Entries taken from a collection
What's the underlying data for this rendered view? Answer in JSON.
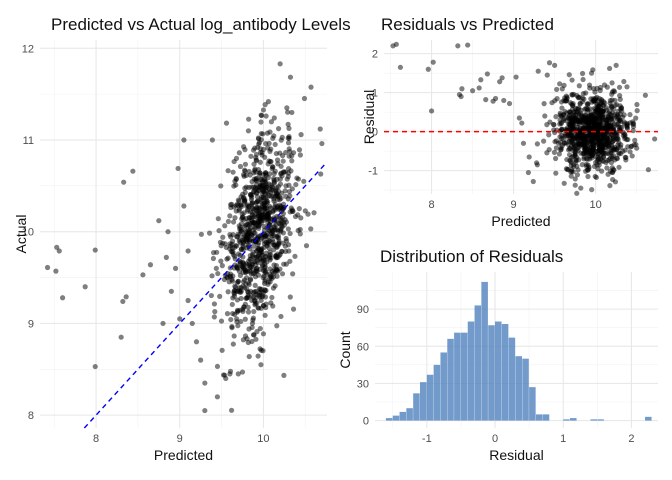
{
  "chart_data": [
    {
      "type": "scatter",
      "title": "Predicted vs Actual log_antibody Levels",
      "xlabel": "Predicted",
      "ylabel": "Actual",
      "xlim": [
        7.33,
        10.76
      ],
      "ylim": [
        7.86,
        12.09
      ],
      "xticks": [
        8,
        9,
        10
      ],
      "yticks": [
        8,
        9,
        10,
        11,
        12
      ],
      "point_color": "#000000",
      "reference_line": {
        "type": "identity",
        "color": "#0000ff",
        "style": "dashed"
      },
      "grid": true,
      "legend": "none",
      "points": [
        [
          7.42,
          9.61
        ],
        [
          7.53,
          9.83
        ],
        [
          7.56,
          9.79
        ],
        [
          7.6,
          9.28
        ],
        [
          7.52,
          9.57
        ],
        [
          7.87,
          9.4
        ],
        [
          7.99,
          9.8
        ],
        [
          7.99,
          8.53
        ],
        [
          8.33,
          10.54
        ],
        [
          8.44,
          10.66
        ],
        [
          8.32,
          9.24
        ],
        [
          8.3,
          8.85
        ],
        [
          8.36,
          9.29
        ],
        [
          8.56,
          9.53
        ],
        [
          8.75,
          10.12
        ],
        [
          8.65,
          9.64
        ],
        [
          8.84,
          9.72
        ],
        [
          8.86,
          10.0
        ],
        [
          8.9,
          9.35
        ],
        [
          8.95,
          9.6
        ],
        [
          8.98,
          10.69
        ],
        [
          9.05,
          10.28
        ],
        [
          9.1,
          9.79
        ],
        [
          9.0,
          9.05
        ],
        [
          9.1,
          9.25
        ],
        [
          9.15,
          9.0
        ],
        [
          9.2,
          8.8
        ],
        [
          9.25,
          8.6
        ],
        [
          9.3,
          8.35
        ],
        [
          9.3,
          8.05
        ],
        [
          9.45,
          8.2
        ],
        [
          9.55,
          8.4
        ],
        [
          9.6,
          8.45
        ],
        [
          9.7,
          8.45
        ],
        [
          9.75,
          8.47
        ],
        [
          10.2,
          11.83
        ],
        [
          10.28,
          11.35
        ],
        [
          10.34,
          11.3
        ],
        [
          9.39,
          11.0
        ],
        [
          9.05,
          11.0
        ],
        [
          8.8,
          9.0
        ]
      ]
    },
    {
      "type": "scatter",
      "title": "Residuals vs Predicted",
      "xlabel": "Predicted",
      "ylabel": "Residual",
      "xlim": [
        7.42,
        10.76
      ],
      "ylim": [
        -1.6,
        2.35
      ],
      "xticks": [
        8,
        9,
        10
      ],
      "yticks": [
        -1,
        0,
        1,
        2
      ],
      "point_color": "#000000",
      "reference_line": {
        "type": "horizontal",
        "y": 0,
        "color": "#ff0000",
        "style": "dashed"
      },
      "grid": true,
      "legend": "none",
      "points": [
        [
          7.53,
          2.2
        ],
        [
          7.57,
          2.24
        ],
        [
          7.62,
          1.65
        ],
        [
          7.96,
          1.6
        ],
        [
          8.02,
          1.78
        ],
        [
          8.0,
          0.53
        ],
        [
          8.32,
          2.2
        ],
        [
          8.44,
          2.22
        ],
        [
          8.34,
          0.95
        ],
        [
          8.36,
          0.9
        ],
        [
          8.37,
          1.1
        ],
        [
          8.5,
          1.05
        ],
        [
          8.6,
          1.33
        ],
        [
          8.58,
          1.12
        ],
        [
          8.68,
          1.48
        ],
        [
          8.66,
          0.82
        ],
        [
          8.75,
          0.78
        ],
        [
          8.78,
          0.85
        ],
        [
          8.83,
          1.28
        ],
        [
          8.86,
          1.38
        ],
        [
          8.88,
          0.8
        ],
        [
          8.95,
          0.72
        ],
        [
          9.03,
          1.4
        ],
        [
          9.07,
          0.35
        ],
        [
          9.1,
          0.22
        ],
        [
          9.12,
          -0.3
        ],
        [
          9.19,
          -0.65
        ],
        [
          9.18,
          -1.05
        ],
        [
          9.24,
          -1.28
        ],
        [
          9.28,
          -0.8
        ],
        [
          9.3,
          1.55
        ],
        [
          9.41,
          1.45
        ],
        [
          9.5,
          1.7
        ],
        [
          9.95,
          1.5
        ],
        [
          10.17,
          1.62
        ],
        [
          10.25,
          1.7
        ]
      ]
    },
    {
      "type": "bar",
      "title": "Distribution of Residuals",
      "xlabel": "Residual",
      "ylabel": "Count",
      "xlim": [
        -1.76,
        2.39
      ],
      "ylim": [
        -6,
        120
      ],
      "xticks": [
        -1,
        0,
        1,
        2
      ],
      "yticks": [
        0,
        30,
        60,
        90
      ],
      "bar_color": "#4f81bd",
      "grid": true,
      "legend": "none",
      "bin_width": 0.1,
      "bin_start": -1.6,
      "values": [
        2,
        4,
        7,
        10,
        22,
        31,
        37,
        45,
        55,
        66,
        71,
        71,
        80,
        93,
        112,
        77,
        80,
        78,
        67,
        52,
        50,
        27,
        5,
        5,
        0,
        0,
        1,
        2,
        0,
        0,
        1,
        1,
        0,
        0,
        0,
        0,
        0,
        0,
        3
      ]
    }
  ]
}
==
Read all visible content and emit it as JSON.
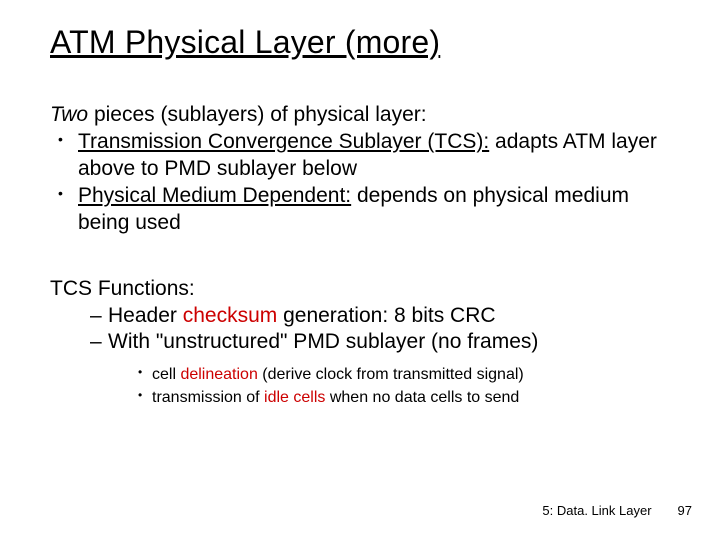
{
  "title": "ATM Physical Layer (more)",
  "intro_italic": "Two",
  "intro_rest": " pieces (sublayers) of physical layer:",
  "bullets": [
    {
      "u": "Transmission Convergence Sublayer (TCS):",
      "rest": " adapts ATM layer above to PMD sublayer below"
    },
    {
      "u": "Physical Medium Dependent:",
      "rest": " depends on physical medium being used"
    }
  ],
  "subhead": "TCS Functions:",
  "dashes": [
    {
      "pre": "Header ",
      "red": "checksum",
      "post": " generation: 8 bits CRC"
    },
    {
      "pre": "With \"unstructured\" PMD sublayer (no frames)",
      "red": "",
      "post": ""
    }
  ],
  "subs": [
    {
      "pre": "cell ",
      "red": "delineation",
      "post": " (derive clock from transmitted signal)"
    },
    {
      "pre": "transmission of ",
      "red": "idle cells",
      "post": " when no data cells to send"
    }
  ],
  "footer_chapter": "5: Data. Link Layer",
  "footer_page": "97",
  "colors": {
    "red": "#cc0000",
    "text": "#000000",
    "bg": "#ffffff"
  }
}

Work order: Look through the entries above. Copy out every line holding the word "ylabel".

Answer space:
      "ylabel": "Actual",
      "ylabel": "Residual",
      "ylabel": "Count",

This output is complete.